- [EXERCISE PROMPT]:
Wherever the string "значением" appears in a line, extract that line.

======== ENTRIES ========

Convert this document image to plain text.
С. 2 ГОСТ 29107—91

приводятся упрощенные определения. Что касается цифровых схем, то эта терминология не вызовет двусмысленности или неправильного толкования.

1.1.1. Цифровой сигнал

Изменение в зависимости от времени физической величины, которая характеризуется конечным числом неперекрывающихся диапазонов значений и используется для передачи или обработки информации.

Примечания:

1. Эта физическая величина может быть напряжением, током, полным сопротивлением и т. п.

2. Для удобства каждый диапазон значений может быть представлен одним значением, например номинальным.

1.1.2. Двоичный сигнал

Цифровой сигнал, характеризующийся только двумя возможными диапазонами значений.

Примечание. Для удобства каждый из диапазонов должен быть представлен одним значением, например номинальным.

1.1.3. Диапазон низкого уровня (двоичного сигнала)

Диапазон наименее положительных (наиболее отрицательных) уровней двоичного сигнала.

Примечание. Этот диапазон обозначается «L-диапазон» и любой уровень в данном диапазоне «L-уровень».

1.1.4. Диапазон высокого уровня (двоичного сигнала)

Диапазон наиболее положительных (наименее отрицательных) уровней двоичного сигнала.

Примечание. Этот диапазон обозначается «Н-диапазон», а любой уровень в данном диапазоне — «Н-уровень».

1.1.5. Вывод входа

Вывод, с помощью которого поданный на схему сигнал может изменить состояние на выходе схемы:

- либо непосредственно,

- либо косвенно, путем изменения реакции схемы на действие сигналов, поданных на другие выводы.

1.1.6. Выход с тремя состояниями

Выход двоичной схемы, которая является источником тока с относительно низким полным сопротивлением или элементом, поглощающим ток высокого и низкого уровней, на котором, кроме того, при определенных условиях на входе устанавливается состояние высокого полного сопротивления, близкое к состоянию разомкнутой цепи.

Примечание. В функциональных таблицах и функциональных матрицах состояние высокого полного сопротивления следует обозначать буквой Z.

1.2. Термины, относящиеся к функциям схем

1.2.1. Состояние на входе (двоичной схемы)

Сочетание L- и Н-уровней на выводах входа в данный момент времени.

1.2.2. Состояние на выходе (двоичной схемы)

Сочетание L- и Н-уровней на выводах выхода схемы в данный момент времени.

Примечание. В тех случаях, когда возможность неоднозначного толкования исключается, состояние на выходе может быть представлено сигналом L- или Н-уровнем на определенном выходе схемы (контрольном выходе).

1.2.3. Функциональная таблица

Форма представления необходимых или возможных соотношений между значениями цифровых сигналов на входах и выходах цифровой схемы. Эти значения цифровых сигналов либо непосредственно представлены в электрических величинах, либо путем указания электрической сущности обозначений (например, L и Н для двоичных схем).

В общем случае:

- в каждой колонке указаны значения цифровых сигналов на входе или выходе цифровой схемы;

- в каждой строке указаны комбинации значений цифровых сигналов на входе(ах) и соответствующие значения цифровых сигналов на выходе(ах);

========

- [SOLUTION TO THE EXERCISE]:
2. Для удобства каждый диапазон значений может быть представлен одним значением, например номинальным.
Примечание. Для удобства каждый из диапазонов должен быть представлен одним значением, например номинальным.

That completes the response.